- [PROBLEM TO WORK ON]: Present every line in which the string "this" appears.

[start SOURCE MATERIAL]

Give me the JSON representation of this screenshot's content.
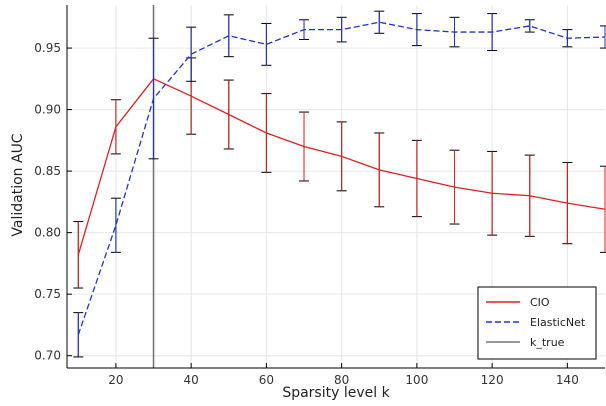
{
  "chart_data": {
    "type": "line",
    "xlabel": "Sparsity level k",
    "ylabel": "Validation AUC",
    "xlim": [
      7,
      150
    ],
    "ylim": [
      0.69,
      0.985
    ],
    "xticks": [
      20,
      40,
      60,
      80,
      100,
      120,
      140
    ],
    "yticks": [
      0.7,
      0.75,
      0.8,
      0.85,
      0.9,
      0.95
    ],
    "grid": true,
    "legend_position": "bottom-right",
    "vline": {
      "name": "k_true",
      "x": 30,
      "color": "#777777"
    },
    "series": [
      {
        "name": "CIO",
        "color": "#dd2222",
        "style": "solid",
        "x": [
          10,
          20,
          30,
          40,
          50,
          60,
          70,
          80,
          90,
          100,
          110,
          120,
          130,
          140,
          150
        ],
        "y": [
          0.782,
          0.886,
          0.925,
          0.911,
          0.896,
          0.881,
          0.87,
          0.862,
          0.851,
          0.844,
          0.837,
          0.832,
          0.83,
          0.824,
          0.819
        ],
        "err": [
          0.027,
          0.022,
          0.0,
          0.031,
          0.028,
          0.032,
          0.028,
          0.028,
          0.03,
          0.031,
          0.03,
          0.034,
          0.033,
          0.033,
          0.035
        ]
      },
      {
        "name": "ElasticNet",
        "color": "#2233cc",
        "style": "dashed",
        "x": [
          10,
          20,
          30,
          40,
          50,
          60,
          70,
          80,
          90,
          100,
          110,
          120,
          130,
          140,
          150
        ],
        "y": [
          0.717,
          0.806,
          0.909,
          0.945,
          0.96,
          0.953,
          0.965,
          0.965,
          0.971,
          0.965,
          0.963,
          0.963,
          0.968,
          0.958,
          0.959
        ],
        "err": [
          0.018,
          0.022,
          0.049,
          0.022,
          0.017,
          0.017,
          0.008,
          0.01,
          0.009,
          0.013,
          0.012,
          0.015,
          0.005,
          0.007,
          0.009
        ]
      }
    ]
  }
}
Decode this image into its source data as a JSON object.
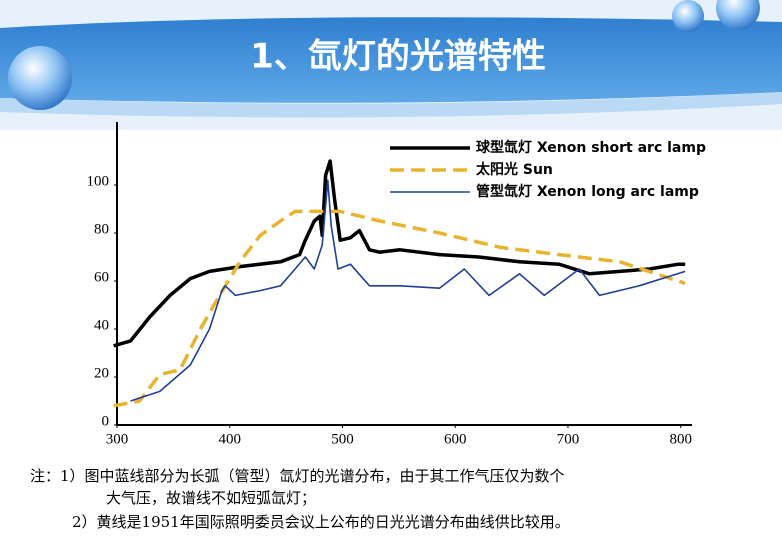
{
  "slide_title": "1、氙灯的光谱特性",
  "chart_data": {
    "type": "line",
    "xlim": [
      300,
      810
    ],
    "ylim": [
      0,
      125
    ],
    "xticks": [
      300,
      400,
      500,
      600,
      700,
      800
    ],
    "yticks": [
      0,
      20,
      40,
      60,
      80,
      100
    ],
    "series": [
      {
        "name": "球型氙灯 Xenon short arc lamp",
        "color": "#000000",
        "x": [
          297,
          312,
          329,
          347,
          365,
          382,
          409,
          445,
          462,
          467,
          475,
          480,
          482,
          485,
          489,
          493,
          498,
          507,
          515,
          524,
          533,
          551,
          586,
          621,
          657,
          692,
          719,
          746,
          772,
          798,
          804
        ],
        "values": [
          33,
          35,
          45,
          54,
          61,
          64,
          66,
          68,
          71,
          77,
          85,
          87,
          79,
          104,
          110,
          94,
          77,
          78,
          81,
          73,
          72,
          73,
          71,
          70,
          68,
          67,
          63,
          64,
          65,
          67,
          67
        ]
      },
      {
        "name": "太阳光 Sun",
        "color": "#e8b430",
        "x": [
          297,
          320,
          338,
          356,
          374,
          391,
          409,
          427,
          445,
          458,
          498,
          533,
          586,
          640,
          692,
          746,
          804
        ],
        "values": [
          8,
          10,
          21,
          23,
          40,
          54,
          68,
          79,
          85,
          89,
          89,
          85,
          80,
          74,
          71,
          68,
          59
        ]
      },
      {
        "name": "管型氙灯 Xenon long arc lamp",
        "color": "#1f3f99",
        "x": [
          312,
          338,
          365,
          382,
          393,
          396,
          405,
          427,
          445,
          458,
          467,
          475,
          482,
          487,
          490,
          496,
          507,
          524,
          551,
          586,
          608,
          630,
          657,
          679,
          710,
          728,
          763,
          804
        ],
        "values": [
          10,
          14,
          25,
          40,
          56,
          58,
          54,
          56,
          58,
          65,
          70,
          65,
          75,
          102,
          83,
          65,
          67,
          58,
          58,
          57,
          65,
          54,
          63,
          54,
          65,
          54,
          58,
          64
        ]
      }
    ]
  },
  "notes": [
    "注：1）图中蓝线部分为长弧（管型）氙灯的光谱分布，由于其工作气压仅为数个",
    "大气压，故谱线不如短弧氙灯；",
    "2）黄线是1951年国际照明委员会议上公布的日光光谱分布曲线供比较用。"
  ]
}
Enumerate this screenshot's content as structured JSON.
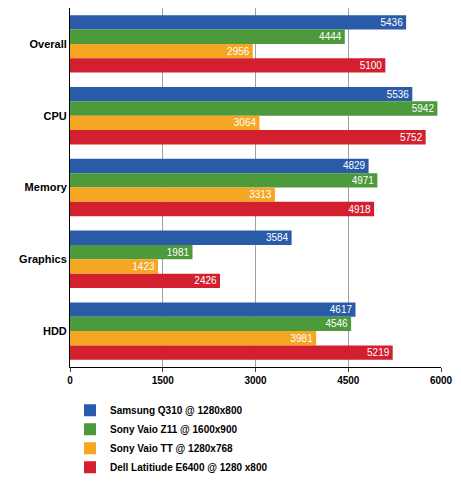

[end SOURCE MATERIAL]

- [EXERCISE ANSWER]:
Give me the JSON representation of this screenshot's content.
Decode this image into its source data as a JSON object.
Enumerate this screenshot's content as structured JSON.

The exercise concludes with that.